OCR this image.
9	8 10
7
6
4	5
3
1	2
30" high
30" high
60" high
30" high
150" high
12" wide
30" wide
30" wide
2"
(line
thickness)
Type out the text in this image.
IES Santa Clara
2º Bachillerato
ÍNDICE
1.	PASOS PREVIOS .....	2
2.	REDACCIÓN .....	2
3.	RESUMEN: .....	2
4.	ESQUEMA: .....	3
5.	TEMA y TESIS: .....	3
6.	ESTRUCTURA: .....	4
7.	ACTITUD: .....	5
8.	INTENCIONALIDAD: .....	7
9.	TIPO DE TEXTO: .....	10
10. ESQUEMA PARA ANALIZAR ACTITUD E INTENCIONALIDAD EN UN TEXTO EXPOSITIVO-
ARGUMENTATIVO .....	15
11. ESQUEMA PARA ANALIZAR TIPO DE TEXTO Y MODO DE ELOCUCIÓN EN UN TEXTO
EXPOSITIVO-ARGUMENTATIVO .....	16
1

☆ ☆ ☆ ☆ ☆

PROBLEM DESCRIPTION: All lines in the data that contain the word "EXPOSITIVO" should be copied.

TASK SOLUTION:
10. ESQUEMA PARA ANALIZAR ACTITUD E INTENCIONALIDAD EN UN TEXTO EXPOSITIVO-
EXPOSITIVO-ARGUMENTATIVO .....	16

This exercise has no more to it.